*Objective*: Rewrite the lines below as a Markdown table with a Line column holding the row number and a Text column holding the line, leaving out any blank lines.

*Extracted data*:
——————

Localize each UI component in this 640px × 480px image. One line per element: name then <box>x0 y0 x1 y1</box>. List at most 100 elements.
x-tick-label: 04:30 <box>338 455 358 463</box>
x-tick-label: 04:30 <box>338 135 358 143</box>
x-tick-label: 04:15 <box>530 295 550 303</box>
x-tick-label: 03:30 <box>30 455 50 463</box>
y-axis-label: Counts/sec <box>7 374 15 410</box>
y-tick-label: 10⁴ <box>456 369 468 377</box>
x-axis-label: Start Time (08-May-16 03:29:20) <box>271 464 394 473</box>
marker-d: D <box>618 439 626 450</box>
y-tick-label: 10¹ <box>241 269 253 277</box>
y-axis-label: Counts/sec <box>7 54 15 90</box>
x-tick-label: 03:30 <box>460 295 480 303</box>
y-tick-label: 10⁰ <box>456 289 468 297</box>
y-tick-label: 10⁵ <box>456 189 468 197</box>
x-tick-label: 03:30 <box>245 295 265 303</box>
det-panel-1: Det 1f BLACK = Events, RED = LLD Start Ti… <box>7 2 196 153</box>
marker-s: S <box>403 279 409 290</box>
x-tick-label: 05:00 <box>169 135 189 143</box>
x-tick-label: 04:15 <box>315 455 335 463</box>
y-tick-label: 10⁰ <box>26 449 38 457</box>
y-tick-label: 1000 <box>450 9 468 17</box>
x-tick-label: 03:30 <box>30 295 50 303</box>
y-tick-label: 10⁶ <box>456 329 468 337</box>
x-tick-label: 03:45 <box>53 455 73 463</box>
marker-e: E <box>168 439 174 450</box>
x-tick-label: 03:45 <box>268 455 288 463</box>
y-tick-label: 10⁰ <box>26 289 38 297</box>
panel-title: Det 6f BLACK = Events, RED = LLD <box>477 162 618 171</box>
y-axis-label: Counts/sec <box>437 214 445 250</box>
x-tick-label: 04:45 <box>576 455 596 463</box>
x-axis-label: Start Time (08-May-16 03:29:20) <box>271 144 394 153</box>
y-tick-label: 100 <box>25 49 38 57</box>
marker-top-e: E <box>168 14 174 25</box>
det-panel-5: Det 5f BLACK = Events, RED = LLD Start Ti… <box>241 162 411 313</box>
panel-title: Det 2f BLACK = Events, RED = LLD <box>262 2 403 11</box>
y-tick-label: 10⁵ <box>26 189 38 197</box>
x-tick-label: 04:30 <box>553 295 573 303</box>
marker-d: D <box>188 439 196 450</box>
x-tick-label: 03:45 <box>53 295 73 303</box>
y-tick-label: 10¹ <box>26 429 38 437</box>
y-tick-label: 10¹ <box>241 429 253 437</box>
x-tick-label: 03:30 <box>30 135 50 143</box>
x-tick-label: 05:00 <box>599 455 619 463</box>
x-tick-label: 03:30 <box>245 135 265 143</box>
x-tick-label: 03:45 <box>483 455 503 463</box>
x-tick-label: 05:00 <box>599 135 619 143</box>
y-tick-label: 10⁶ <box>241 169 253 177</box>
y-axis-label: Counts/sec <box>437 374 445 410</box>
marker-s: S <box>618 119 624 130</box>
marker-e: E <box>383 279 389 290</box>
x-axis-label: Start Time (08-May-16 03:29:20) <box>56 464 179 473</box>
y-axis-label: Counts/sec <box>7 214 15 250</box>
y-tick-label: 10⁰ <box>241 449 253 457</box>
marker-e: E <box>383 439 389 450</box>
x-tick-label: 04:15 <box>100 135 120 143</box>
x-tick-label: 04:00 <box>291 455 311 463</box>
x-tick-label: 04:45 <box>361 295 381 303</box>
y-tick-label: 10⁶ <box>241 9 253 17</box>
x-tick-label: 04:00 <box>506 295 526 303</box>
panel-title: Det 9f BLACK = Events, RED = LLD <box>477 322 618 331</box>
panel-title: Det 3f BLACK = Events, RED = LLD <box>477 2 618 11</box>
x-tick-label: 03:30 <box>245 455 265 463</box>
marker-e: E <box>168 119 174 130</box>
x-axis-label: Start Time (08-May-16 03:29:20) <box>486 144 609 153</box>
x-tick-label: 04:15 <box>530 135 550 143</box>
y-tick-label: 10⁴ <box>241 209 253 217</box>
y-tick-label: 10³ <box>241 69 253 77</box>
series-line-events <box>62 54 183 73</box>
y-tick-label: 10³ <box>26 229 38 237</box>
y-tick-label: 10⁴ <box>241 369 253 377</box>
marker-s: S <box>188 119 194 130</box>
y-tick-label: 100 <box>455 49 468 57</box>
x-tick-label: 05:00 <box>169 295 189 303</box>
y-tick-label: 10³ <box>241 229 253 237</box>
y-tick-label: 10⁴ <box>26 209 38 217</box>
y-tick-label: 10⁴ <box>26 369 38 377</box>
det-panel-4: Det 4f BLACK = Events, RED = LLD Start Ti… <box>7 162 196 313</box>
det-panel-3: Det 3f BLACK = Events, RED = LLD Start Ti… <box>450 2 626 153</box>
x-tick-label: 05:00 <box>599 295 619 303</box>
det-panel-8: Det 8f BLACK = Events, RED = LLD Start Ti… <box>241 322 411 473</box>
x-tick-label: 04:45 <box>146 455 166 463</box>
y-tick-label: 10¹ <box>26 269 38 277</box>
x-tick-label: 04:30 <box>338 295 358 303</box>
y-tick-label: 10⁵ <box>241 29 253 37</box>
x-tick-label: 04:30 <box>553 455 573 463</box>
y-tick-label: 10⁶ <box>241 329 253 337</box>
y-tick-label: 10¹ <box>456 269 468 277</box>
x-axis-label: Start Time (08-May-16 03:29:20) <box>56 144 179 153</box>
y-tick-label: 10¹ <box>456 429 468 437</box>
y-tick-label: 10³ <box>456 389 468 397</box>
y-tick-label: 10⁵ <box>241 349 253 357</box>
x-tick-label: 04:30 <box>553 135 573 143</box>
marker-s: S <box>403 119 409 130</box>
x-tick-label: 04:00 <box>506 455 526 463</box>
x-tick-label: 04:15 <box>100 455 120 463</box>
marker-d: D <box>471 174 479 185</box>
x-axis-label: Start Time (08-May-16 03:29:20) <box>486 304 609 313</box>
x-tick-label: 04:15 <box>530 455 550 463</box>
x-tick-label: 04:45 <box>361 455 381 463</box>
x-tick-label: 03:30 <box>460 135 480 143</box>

——————

*Answer to the exercise*:
| Line | Text |
|---|---|
| 1 | Localize each UI component in this 640px × 480px image. One line per element: name then <box>x0 y0 x1 y1</box>. List at most 100 elements. |
| 2 | x-tick-label: 04:30 <box>338 455 358 463</box> |
| 3 | x-tick-label: 04:30 <box>338 135 358 143</box> |
| 4 | x-tick-label: 04:15 <box>530 295 550 303</box> |
| 5 | x-tick-label: 03:30 <box>30 455 50 463</box> |
| 6 | y-axis-label: Counts/sec <box>7 374 15 410</box> |
| 7 | y-tick-label: 10⁴ <box>456 369 468 377</box> |
| 8 | x-axis-label: Start Time (08-May-16 03:29:20) <box>271 464 394 473</box> |
| 9 | marker-d: D <box>618 439 626 450</box> |
| 10 | y-tick-label: 10¹ <box>241 269 253 277</box> |
| 11 | y-axis-label: Counts/sec <box>7 54 15 90</box> |
| 12 | x-tick-label: 03:30 <box>460 295 480 303</box> |
| 13 | y-tick-label: 10⁰ <box>456 289 468 297</box> |
| 14 | y-tick-label: 10⁵ <box>456 189 468 197</box> |
| 15 | x-tick-label: 03:30 <box>245 295 265 303</box> |
| 16 | det-panel-1: Det 1f BLACK = Events, RED = LLD Start Ti… <box>7 2 196 153</box> |
| 17 | marker-s: S <box>403 279 409 290</box> |
| 18 | x-tick-label: 05:00 <box>169 135 189 143</box> |
| 19 | x-tick-label: 04:15 <box>315 455 335 463</box> |
| 20 | y-tick-label: 10⁰ <box>26 449 38 457</box> |
| 21 | y-tick-label: 1000 <box>450 9 468 17</box> |
| 22 | x-tick-label: 03:30 <box>30 295 50 303</box> |
| 23 | y-tick-label: 10⁶ <box>456 329 468 337</box> |
| 24 | x-tick-label: 03:45 <box>53 455 73 463</box> |
| 25 | marker-e: E <box>168 439 174 450</box> |
| 26 | x-tick-label: 03:45 <box>268 455 288 463</box> |
| 27 | y-tick-label: 10⁰ <box>26 289 38 297</box> |
| 28 | panel-title: Det 6f BLACK = Events, RED = LLD <box>477 162 618 171</box> |
| 29 | y-axis-label: Counts/sec <box>437 214 445 250</box> |
| 30 | x-tick-label: 04:45 <box>576 455 596 463</box> |
| 31 | x-axis-label: Start Time (08-May-16 03:29:20) <box>271 144 394 153</box> |
| 32 | y-tick-label: 100 <box>25 49 38 57</box> |
| 33 | marker-top-e: E <box>168 14 174 25</box> |
| 34 | det-panel-5: Det 5f BLACK = Events, RED = LLD Start Ti… <box>241 162 411 313</box> |
| 35 | panel-title: Det 2f BLACK = Events, RED = LLD <box>262 2 403 11</box> |
| 36 | y-tick-label: 10⁵ <box>26 189 38 197</box> |
| 37 | x-tick-label: 04:30 <box>553 295 573 303</box> |
| 38 | marker-d: D <box>188 439 196 450</box> |
| 39 | x-tick-label: 03:45 <box>53 295 73 303</box> |
| 40 | y-tick-label: 10¹ <box>26 429 38 437</box> |
| 41 | y-tick-label: 10¹ <box>241 429 253 437</box> |
| 42 | x-tick-label: 03:30 <box>30 135 50 143</box> |
| 43 | x-tick-label: 05:00 <box>599 455 619 463</box> |
| 44 | x-tick-label: 03:30 <box>245 135 265 143</box> |
| 45 | x-tick-label: 03:45 <box>483 455 503 463</box> |
| 46 | x-tick-label: 05:00 <box>599 135 619 143</box> |
| 47 | y-tick-label: 10⁶ <box>241 169 253 177</box> |
| 48 | y-axis-label: Counts/sec <box>437 374 445 410</box> |
| 49 | marker-s: S <box>618 119 624 130</box> |
| 50 | marker-e: E <box>383 279 389 290</box> |
| 51 | x-axis-label: Start Time (08-May-16 03:29:20) <box>56 464 179 473</box> |
| 52 | y-axis-label: Counts/sec <box>7 214 15 250</box> |
| 53 | y-tick-label: 10⁰ <box>241 449 253 457</box> |
| 54 | marker-e: E <box>383 439 389 450</box> |
| 55 | x-tick-label: 04:15 <box>100 135 120 143</box> |
| 56 | x-tick-label: 04:00 <box>291 455 311 463</box> |
| 57 | x-tick-label: 04:45 <box>361 295 381 303</box> |
| 58 | y-tick-label: 10⁶ <box>241 9 253 17</box> |
| 59 | x-tick-label: 04:00 <box>506 295 526 303</box> |
| 60 | panel-title: Det 9f BLACK = Events, RED = LLD <box>477 322 618 331</box> |
| 61 | panel-title: Det 3f BLACK = Events, RED = LLD <box>477 2 618 11</box> |
| 62 | x-tick-label: 03:30 <box>245 455 265 463</box> |
| 63 | marker-e: E <box>168 119 174 130</box> |
| 64 | x-axis-label: Start Time (08-May-16 03:29:20) <box>486 144 609 153</box> |
| 65 | x-tick-label: 04:15 <box>530 135 550 143</box> |
| 66 | y-tick-label: 10⁴ <box>241 209 253 217</box> |
| 67 | y-tick-label: 10³ <box>241 69 253 77</box> |
| 68 | series-line-events <box>62 54 183 73</box> |
| 69 | y-tick-label: 10³ <box>26 229 38 237</box> |
| 70 | y-tick-label: 10⁴ <box>241 369 253 377</box> |
| 71 | marker-s: S <box>188 119 194 130</box> |
| 72 | y-tick-label: 100 <box>455 49 468 57</box> |
| 73 | x-tick-label: 05:00 <box>169 295 189 303</box> |
| 74 | y-tick-label: 10³ <box>241 229 253 237</box> |
| 75 | y-tick-label: 10⁴ <box>26 209 38 217</box> |
| 76 | y-tick-label: 10⁴ <box>26 369 38 377</box> |
| 77 | det-panel-4: Det 4f BLACK = Events, RED = LLD Start Ti… <box>7 162 196 313</box> |
| 78 | det-panel-3: Det 3f BLACK = Events, RED = LLD Start Ti… <box>450 2 626 153</box> |
| 79 | x-tick-label: 05:00 <box>599 295 619 303</box> |
| 80 | det-panel-8: Det 8f BLACK = Events, RED = LLD Start Ti… <box>241 322 411 473</box> |
| 81 | x-tick-label: 04:45 <box>146 455 166 463</box> |
| 82 | y-tick-label: 10¹ <box>26 269 38 277</box> |
| 83 | x-tick-label: 04:30 <box>338 295 358 303</box> |
| 84 | y-tick-label: 10⁵ <box>241 29 253 37</box> |
| 85 | x-tick-label: 04:30 <box>553 455 573 463</box> |
| 86 | y-tick-label: 10⁶ <box>241 329 253 337</box> |
| 87 | y-tick-label: 10¹ <box>456 269 468 277</box> |
| 88 | x-axis-label: Start Time (08-May-16 03:29:20) <box>56 144 179 153</box> |
| 89 | y-tick-label: 10¹ <box>456 429 468 437</box> |
| 90 | y-tick-label: 10³ <box>456 389 468 397</box> |
| 91 | y-tick-label: 10⁵ <box>241 349 253 357</box> |
| 92 | x-tick-label: 04:30 <box>553 135 573 143</box> |
| 93 | marker-s: S <box>403 119 409 130</box> |
| 94 | x-tick-label: 04:00 <box>506 455 526 463</box> |
| 95 | x-tick-label: 04:15 <box>100 455 120 463</box> |
| 96 | marker-d: D <box>471 174 479 185</box> |
| 97 | x-axis-label: Start Time (08-May-16 03:29:20) <box>486 304 609 313</box> |
| 98 | x-tick-label: 04:15 <box>530 455 550 463</box> |
| 99 | x-tick-label: 04:45 <box>361 455 381 463</box> |
| 100 | x-tick-label: 03:30 <box>460 135 480 143</box> |